_Exercise objective_
Each record below should be output verbatim, without pictures.
______
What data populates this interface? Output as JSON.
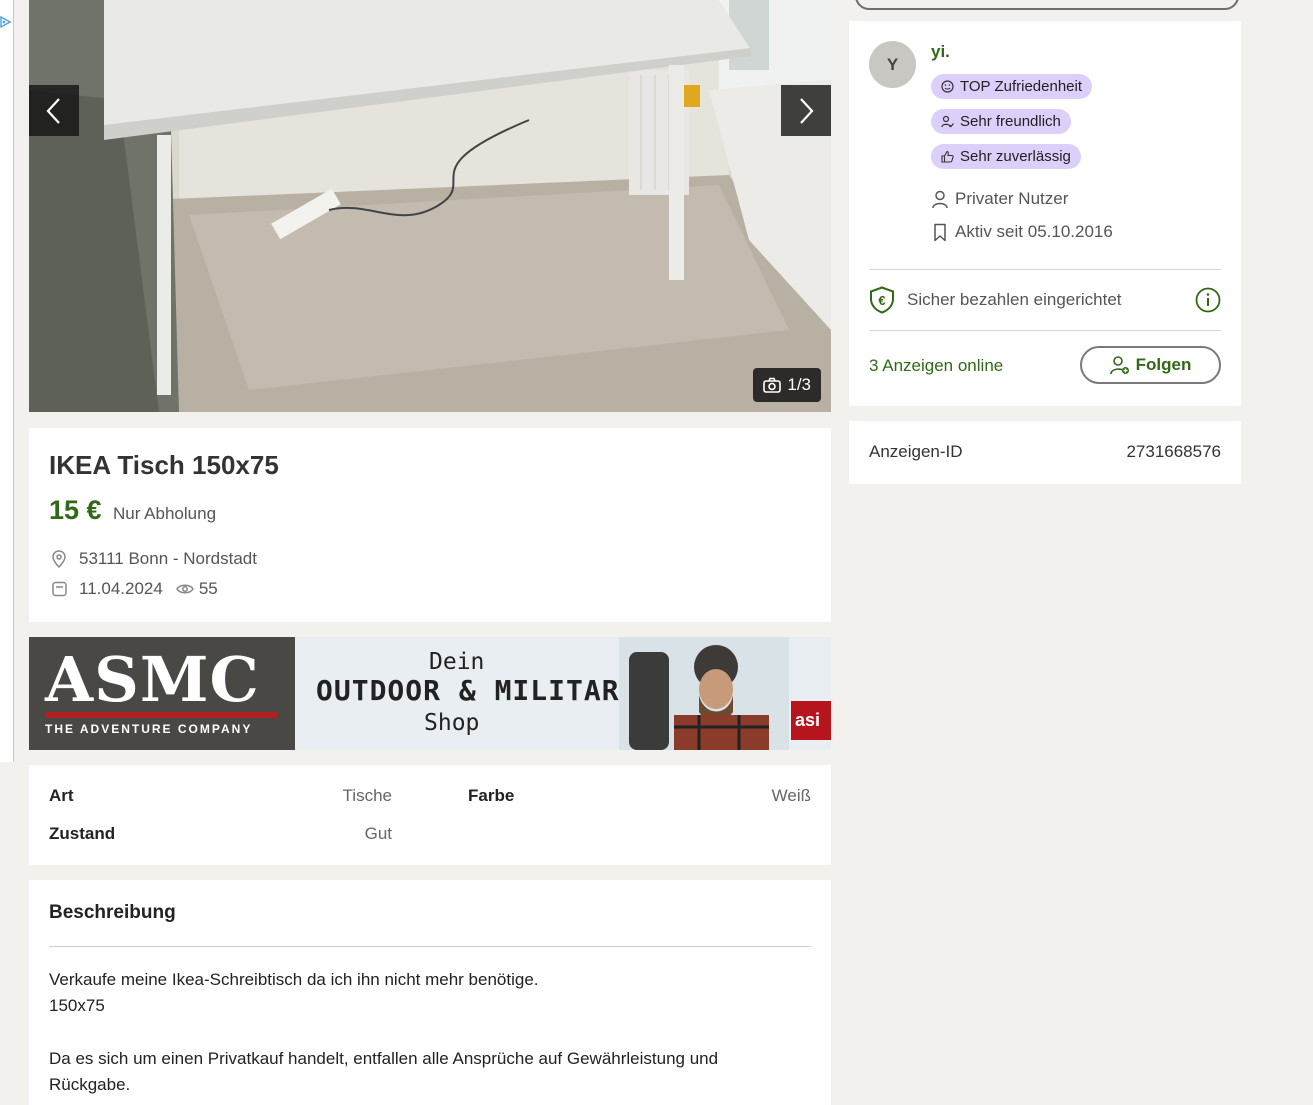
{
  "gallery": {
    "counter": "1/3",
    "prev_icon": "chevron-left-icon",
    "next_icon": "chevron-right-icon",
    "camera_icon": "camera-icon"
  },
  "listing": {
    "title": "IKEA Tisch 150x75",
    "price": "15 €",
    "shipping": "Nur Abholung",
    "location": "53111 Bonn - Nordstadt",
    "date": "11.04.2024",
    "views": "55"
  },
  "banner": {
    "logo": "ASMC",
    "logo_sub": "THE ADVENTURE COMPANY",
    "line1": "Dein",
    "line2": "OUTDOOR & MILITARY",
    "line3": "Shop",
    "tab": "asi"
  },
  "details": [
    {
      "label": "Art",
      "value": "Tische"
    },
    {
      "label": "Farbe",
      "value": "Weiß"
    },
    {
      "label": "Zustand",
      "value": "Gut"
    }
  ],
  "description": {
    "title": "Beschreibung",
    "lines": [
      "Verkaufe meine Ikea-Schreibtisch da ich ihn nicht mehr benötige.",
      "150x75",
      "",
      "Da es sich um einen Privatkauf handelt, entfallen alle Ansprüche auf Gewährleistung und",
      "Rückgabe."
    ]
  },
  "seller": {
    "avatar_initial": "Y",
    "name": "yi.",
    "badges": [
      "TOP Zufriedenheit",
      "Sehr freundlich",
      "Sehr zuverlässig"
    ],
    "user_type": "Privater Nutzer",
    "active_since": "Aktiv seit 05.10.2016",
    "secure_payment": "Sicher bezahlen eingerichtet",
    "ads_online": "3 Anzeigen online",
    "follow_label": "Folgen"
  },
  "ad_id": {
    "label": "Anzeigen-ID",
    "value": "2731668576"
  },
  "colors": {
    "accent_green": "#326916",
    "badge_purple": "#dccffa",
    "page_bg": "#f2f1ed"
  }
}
______
_Correct output_
What data populates this interface? Output as JSON.
{
  "gallery": {
    "counter": "1/3",
    "prev_icon": "chevron-left-icon",
    "next_icon": "chevron-right-icon",
    "camera_icon": "camera-icon"
  },
  "listing": {
    "title": "IKEA Tisch 150x75",
    "price": "15 €",
    "shipping": "Nur Abholung",
    "location": "53111 Bonn - Nordstadt",
    "date": "11.04.2024",
    "views": "55"
  },
  "banner": {
    "logo": "ASMC",
    "logo_sub": "THE ADVENTURE COMPANY",
    "line1": "Dein",
    "line2": "OUTDOOR & MILITARY",
    "line3": "Shop",
    "tab": "asi"
  },
  "details": [
    {
      "label": "Art",
      "value": "Tische"
    },
    {
      "label": "Farbe",
      "value": "Weiß"
    },
    {
      "label": "Zustand",
      "value": "Gut"
    }
  ],
  "description": {
    "title": "Beschreibung",
    "lines": [
      "Verkaufe meine Ikea-Schreibtisch da ich ihn nicht mehr benötige.",
      "150x75",
      "",
      "Da es sich um einen Privatkauf handelt, entfallen alle Ansprüche auf Gewährleistung und",
      "Rückgabe."
    ]
  },
  "seller": {
    "avatar_initial": "Y",
    "name": "yi.",
    "badges": [
      "TOP Zufriedenheit",
      "Sehr freundlich",
      "Sehr zuverlässig"
    ],
    "user_type": "Privater Nutzer",
    "active_since": "Aktiv seit 05.10.2016",
    "secure_payment": "Sicher bezahlen eingerichtet",
    "ads_online": "3 Anzeigen online",
    "follow_label": "Folgen"
  },
  "ad_id": {
    "label": "Anzeigen-ID",
    "value": "2731668576"
  },
  "colors": {
    "accent_green": "#326916",
    "badge_purple": "#dccffa",
    "page_bg": "#f2f1ed"
  }
}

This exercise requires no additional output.